> [Task goal]:
Reproduce the listing below without any change.

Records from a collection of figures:
┄┄┄┄┄┄┄┄┄┄┄┄┄┄┄┄┄┄┄┄
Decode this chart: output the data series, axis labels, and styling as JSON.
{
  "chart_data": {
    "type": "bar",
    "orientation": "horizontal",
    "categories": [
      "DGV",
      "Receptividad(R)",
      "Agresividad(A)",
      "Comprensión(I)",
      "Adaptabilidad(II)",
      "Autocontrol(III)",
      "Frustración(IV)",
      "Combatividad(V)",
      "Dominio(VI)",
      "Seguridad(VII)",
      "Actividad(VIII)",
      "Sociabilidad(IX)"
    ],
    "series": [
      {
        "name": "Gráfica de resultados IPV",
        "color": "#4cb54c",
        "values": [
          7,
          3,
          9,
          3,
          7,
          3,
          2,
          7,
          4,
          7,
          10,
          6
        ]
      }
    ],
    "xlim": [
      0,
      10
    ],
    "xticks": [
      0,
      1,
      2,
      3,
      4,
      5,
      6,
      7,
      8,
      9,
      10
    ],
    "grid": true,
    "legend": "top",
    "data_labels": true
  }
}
┄┄┄┄┄┄┄┄┄┄┄┄┄┄┄┄┄┄┄┄
> [Answer to the task]:
Decode this chart: output the data series, axis labels, and styling as JSON.
{
  "chart_data": {
    "type": "bar",
    "orientation": "horizontal",
    "categories": [
      "DGV",
      "Receptividad(R)",
      "Agresividad(A)",
      "Comprensión(I)",
      "Adaptabilidad(II)",
      "Autocontrol(III)",
      "Frustración(IV)",
      "Combatividad(V)",
      "Dominio(VI)",
      "Seguridad(VII)",
      "Actividad(VIII)",
      "Sociabilidad(IX)"
    ],
    "series": [
      {
        "name": "Gráfica de resultados IPV",
        "color": "#4cb54c",
        "values": [
          7,
          3,
          9,
          3,
          7,
          3,
          2,
          7,
          4,
          7,
          10,
          6
        ]
      }
    ],
    "xlim": [
      0,
      10
    ],
    "xticks": [
      0,
      1,
      2,
      3,
      4,
      5,
      6,
      7,
      8,
      9,
      10
    ],
    "grid": true,
    "legend": "top",
    "data_labels": true
  }
}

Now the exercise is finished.